··· INPUT MATERIAL
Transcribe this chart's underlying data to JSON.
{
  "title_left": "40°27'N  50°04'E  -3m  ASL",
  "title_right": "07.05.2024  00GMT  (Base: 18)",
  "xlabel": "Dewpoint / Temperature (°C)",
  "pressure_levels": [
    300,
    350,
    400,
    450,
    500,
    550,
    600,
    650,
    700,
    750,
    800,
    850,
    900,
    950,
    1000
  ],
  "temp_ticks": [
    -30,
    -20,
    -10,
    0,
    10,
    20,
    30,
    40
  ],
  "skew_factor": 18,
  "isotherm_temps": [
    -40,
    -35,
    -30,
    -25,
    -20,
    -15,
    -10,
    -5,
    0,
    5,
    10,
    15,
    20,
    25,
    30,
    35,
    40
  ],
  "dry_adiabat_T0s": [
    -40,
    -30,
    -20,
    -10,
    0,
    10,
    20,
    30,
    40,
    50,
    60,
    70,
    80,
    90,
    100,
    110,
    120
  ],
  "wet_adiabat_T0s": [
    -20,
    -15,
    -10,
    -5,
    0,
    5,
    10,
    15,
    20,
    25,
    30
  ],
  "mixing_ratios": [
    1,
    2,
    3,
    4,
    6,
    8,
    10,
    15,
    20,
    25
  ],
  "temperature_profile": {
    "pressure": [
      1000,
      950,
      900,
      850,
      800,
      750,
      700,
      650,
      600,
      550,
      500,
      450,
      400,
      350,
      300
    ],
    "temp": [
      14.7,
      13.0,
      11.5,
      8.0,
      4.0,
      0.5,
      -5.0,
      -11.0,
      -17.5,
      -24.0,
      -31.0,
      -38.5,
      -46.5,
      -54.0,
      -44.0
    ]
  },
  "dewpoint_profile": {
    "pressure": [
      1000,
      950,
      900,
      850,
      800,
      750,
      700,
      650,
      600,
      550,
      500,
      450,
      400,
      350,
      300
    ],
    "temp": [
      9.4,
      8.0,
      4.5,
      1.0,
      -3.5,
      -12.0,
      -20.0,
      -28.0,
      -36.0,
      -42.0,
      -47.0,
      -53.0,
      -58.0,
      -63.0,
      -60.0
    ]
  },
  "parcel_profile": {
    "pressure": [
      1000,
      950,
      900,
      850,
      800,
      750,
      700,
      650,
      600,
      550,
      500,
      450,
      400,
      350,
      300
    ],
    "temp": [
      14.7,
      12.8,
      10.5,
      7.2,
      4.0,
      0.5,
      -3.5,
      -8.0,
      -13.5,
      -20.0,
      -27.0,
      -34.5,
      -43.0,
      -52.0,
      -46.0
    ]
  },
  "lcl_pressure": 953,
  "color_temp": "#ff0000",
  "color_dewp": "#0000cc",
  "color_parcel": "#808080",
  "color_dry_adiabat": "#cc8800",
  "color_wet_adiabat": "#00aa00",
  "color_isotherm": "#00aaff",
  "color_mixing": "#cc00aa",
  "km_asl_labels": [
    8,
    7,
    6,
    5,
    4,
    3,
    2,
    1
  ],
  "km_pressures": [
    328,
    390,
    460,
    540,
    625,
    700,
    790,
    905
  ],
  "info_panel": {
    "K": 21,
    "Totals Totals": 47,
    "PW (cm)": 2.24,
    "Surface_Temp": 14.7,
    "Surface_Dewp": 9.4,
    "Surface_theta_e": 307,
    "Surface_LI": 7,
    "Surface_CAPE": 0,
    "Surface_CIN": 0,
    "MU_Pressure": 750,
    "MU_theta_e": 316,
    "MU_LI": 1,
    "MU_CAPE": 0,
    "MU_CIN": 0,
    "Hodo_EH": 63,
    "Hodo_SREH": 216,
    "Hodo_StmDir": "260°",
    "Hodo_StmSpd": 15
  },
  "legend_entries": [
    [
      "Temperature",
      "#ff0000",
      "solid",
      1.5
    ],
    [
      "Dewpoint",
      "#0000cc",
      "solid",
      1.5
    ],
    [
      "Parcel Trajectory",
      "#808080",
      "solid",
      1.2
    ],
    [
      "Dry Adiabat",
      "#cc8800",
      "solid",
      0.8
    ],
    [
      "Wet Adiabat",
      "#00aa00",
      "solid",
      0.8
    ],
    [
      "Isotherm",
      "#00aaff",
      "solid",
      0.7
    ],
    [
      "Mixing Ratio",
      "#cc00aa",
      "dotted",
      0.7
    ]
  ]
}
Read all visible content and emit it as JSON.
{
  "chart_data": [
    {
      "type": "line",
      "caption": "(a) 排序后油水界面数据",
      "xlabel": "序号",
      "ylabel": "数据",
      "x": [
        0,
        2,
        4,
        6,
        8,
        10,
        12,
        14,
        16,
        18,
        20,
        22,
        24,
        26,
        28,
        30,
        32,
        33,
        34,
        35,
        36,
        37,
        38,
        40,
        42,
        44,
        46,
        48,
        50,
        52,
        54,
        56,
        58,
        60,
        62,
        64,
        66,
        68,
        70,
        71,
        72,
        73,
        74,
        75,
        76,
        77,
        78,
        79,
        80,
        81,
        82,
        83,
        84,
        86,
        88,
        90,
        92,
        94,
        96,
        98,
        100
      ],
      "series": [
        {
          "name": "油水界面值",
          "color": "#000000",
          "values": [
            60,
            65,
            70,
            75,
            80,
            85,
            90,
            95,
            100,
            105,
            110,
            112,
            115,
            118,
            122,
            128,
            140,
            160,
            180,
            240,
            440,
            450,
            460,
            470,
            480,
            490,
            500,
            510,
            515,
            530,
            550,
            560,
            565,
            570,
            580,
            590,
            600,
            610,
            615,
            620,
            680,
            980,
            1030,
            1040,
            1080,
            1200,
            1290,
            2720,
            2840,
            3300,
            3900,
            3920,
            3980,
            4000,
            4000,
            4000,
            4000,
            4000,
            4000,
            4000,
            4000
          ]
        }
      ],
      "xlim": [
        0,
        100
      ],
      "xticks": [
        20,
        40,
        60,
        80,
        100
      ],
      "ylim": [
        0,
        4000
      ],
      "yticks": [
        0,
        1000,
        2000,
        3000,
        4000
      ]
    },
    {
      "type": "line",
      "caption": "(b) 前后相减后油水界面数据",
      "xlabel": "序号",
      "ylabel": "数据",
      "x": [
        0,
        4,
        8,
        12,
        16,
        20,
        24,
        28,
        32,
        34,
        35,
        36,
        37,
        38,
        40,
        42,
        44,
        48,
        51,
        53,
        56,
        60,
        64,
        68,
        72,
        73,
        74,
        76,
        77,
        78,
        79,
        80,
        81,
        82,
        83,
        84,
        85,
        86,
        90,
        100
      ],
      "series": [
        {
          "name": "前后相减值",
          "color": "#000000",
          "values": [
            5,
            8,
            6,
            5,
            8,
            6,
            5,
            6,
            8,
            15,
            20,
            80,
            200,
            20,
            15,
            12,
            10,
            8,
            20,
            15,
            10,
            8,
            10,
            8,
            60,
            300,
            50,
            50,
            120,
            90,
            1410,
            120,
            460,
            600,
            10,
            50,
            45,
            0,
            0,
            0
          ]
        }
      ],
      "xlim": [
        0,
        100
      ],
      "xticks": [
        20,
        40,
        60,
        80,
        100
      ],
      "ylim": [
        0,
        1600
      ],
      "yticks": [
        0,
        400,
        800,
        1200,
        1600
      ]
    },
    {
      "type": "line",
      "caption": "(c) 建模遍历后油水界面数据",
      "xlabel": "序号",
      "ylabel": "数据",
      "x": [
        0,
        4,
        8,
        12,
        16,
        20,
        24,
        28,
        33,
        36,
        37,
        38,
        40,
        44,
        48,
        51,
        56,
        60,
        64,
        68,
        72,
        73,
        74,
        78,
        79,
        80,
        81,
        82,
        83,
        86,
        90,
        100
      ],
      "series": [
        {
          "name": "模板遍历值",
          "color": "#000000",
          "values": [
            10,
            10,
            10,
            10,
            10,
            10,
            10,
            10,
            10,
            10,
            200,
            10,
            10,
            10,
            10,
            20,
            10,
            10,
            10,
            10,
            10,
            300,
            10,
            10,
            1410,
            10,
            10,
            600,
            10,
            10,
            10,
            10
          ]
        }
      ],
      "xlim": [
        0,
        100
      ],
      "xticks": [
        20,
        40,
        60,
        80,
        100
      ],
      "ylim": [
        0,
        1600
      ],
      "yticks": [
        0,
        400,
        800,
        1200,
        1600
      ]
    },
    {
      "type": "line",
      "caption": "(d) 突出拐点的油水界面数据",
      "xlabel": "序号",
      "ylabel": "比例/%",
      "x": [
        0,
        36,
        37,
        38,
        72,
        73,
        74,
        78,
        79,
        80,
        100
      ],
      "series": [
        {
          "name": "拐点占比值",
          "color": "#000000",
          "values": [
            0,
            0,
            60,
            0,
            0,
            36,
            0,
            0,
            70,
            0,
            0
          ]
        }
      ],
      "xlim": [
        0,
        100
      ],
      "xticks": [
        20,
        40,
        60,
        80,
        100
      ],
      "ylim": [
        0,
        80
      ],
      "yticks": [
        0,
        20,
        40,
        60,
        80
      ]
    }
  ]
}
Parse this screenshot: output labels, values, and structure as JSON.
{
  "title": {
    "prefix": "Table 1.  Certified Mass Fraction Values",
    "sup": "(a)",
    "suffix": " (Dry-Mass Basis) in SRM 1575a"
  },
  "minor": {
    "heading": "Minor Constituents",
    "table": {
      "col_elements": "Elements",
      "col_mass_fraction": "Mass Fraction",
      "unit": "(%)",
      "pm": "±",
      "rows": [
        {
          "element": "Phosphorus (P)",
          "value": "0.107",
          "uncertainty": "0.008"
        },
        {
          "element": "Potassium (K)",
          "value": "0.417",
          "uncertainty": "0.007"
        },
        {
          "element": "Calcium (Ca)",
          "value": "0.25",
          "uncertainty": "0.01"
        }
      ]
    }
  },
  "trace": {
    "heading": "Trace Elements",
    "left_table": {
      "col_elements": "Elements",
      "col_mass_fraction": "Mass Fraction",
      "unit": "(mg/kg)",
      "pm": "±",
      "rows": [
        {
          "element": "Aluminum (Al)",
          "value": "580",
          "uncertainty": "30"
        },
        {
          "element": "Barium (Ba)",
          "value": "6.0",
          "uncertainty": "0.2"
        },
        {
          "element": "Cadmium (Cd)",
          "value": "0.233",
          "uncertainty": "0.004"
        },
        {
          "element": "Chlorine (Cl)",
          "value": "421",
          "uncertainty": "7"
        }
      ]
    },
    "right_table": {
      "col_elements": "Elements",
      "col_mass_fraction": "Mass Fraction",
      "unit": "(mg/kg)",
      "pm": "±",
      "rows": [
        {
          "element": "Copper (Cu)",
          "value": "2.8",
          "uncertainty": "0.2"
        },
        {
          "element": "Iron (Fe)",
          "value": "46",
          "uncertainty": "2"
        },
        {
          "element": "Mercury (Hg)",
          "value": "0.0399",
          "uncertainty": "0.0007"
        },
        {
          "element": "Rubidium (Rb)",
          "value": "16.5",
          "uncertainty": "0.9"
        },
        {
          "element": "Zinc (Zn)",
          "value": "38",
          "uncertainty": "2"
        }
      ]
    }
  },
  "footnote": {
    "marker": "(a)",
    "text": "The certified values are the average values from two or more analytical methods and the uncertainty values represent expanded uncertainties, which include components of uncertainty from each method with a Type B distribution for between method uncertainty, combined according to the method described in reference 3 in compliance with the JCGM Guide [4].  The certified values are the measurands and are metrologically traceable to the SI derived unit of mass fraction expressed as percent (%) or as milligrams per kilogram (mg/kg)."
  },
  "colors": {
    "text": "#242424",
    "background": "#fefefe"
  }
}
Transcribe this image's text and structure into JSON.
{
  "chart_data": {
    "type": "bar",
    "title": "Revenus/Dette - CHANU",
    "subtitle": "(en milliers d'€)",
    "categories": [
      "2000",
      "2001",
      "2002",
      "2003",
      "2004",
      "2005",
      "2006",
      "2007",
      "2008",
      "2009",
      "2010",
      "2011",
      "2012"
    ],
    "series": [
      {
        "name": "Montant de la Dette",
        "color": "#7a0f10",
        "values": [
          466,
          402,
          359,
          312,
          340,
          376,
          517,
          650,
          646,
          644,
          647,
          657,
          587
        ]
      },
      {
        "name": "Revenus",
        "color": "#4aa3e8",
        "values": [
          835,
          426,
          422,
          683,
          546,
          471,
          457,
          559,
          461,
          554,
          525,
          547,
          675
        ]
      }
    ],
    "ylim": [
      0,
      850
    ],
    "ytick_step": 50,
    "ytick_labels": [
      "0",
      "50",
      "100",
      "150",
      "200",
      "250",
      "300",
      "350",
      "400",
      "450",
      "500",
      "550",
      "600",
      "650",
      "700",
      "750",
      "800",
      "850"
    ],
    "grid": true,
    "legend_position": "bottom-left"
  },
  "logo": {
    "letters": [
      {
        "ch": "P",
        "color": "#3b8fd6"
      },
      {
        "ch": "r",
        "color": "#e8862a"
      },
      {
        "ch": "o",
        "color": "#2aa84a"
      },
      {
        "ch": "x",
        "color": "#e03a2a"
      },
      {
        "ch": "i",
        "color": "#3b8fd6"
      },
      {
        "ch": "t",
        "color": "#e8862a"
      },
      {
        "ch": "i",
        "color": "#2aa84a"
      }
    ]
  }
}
······
[STATED EXERCISE] Identify the lines of the entries containing the string "name". Copy each such line.

[COMPLETE RESPONSE]
          "name": "油水界面值",
          "name": "前后相减值",
          "name": "模板遍历值",
          "name": "拐点占比值",
        "name": "Montant de la Dette",
        "name": "Revenus",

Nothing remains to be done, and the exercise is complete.